Search the material for the string "title" and copy each line where it occurs.

Supplied data section start

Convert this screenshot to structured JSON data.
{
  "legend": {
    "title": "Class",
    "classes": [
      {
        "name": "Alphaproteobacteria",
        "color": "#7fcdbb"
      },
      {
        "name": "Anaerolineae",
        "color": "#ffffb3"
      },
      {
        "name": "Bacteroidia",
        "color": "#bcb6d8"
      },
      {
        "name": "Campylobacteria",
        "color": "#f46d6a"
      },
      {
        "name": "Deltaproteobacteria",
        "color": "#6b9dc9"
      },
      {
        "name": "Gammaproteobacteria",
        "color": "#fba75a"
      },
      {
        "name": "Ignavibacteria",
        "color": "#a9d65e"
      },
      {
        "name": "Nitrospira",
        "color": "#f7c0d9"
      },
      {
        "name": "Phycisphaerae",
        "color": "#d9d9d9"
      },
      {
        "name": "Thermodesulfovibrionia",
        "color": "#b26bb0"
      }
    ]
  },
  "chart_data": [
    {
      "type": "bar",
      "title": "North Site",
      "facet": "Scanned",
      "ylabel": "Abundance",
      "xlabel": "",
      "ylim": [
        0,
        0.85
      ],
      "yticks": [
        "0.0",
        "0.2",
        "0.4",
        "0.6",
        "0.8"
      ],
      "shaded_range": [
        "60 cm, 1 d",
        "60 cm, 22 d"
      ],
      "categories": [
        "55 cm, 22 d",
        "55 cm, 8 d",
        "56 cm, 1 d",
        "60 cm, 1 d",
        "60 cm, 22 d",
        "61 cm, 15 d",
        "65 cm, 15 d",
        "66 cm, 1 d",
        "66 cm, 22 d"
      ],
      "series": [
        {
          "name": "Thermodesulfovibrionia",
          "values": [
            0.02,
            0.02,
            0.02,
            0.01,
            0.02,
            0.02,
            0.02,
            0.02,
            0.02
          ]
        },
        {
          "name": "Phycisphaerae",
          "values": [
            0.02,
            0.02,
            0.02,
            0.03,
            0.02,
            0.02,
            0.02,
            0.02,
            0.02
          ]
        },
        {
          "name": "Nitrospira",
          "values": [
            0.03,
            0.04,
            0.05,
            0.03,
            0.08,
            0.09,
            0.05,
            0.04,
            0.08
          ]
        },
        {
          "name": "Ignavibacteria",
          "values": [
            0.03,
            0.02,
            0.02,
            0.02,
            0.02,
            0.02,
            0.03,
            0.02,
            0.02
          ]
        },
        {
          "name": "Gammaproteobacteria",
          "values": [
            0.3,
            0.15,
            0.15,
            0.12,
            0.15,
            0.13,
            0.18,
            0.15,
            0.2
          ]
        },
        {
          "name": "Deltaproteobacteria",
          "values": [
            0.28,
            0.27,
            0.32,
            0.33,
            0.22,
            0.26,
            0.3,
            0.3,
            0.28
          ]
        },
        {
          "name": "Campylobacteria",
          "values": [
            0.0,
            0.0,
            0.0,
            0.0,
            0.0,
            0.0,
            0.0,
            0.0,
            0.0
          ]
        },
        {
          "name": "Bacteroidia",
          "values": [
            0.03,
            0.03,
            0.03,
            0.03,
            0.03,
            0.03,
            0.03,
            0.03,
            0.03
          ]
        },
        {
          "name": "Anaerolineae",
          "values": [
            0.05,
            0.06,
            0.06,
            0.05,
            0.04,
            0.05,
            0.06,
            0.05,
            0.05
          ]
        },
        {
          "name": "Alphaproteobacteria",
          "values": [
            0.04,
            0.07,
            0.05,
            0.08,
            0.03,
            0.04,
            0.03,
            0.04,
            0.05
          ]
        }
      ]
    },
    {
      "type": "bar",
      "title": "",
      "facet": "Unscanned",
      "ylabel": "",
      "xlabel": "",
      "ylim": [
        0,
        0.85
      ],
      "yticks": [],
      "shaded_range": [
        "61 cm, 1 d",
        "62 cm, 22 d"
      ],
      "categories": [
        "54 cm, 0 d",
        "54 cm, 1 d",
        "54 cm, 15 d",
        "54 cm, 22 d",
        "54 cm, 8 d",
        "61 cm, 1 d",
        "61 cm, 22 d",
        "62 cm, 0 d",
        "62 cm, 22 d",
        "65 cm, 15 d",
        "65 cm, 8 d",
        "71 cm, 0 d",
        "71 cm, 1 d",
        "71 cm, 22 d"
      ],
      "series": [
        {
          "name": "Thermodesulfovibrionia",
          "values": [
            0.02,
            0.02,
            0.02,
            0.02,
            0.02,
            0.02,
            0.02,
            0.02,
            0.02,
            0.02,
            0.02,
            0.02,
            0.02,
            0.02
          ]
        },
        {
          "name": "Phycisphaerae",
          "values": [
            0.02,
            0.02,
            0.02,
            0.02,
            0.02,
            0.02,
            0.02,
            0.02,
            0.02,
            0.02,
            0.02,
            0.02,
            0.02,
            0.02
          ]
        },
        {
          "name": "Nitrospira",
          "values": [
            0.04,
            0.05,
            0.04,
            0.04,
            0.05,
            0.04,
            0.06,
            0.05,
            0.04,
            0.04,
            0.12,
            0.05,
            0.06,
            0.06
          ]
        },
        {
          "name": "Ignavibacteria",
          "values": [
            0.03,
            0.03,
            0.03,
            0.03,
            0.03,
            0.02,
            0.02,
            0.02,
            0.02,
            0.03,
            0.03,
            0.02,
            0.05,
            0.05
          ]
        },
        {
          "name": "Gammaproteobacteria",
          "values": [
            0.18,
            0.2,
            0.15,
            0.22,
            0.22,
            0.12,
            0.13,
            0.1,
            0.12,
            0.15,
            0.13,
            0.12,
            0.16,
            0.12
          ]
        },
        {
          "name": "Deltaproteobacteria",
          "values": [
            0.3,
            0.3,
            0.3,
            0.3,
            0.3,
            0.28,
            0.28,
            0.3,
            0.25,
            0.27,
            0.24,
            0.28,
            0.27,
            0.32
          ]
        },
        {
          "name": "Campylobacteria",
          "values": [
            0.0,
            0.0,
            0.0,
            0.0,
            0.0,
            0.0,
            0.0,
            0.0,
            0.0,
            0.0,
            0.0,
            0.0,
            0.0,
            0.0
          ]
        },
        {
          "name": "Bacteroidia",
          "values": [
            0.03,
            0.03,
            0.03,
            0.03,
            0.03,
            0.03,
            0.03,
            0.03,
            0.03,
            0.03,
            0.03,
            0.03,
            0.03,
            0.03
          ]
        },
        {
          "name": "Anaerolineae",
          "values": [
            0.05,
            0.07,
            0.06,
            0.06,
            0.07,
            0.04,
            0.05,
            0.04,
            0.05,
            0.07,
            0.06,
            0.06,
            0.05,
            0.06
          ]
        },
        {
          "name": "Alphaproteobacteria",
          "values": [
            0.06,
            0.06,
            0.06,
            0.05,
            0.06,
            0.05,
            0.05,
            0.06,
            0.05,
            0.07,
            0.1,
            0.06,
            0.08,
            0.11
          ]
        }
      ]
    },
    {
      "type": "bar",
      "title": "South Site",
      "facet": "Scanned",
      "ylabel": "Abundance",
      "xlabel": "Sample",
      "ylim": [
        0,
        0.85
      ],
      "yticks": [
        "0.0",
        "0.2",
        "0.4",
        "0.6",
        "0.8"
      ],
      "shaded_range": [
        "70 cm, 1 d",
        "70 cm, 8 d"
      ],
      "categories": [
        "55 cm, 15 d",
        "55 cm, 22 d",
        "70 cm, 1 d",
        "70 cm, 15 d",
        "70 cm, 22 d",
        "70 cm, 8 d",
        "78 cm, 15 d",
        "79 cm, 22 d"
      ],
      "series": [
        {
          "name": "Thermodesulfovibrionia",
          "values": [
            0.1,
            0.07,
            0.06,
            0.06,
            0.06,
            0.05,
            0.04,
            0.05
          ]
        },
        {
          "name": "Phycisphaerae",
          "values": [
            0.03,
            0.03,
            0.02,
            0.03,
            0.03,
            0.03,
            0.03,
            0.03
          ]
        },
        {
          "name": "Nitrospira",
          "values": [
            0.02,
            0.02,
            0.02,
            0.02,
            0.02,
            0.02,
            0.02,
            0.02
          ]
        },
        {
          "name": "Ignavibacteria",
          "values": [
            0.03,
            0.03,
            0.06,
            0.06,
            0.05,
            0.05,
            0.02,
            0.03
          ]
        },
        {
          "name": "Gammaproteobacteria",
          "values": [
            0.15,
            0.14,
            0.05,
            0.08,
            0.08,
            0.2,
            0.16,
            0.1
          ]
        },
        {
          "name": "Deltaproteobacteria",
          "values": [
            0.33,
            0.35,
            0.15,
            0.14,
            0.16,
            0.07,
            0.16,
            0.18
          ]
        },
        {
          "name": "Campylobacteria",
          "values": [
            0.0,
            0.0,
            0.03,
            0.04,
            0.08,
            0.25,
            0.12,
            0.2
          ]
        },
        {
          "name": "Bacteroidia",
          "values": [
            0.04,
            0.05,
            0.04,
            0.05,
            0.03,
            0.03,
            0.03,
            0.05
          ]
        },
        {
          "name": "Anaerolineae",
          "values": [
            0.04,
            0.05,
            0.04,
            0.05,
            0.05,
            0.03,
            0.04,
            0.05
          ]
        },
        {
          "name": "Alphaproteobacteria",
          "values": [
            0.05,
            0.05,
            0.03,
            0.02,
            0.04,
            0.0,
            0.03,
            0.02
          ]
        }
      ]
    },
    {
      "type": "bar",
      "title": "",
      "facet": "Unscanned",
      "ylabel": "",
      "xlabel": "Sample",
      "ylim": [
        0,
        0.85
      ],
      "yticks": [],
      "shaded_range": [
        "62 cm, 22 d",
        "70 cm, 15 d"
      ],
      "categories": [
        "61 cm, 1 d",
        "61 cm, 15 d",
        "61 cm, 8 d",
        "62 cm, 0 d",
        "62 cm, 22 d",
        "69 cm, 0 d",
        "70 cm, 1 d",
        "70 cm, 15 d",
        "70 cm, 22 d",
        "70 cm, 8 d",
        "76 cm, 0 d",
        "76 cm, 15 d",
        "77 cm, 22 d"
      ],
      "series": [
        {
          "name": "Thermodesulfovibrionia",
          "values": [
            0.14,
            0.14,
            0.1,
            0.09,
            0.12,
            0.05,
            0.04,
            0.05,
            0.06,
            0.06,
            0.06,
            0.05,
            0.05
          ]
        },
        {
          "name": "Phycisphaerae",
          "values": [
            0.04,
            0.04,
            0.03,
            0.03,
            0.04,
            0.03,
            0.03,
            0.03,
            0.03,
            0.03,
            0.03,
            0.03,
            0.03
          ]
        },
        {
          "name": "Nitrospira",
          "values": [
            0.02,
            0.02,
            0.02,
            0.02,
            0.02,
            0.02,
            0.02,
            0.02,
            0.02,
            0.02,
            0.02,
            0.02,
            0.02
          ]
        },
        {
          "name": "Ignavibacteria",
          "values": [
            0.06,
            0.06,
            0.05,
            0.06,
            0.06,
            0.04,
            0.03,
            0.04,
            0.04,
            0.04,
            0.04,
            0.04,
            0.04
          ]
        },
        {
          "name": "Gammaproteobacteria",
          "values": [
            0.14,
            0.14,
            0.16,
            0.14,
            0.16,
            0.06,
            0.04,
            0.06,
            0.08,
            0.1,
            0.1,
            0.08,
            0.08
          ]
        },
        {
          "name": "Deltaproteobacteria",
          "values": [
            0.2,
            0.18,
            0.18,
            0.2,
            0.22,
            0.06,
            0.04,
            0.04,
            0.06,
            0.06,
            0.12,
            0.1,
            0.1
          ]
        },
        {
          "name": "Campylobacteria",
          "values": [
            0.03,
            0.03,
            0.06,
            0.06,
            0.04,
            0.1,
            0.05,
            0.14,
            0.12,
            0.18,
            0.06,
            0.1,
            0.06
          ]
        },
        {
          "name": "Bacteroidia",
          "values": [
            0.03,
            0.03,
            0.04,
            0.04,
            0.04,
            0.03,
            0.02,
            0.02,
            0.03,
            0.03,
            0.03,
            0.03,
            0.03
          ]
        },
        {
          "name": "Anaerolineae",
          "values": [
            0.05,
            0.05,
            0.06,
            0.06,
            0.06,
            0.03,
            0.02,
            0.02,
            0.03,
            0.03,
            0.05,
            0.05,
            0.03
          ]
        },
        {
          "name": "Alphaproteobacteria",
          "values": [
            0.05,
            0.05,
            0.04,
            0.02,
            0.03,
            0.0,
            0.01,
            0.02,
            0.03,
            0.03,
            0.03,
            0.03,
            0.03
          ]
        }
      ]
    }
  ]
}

Supplied data section end

**Answer area**.
    "title": "Class",
      "title": "North Site",
      "title": "",
      "title": "South Site",
      "title": "",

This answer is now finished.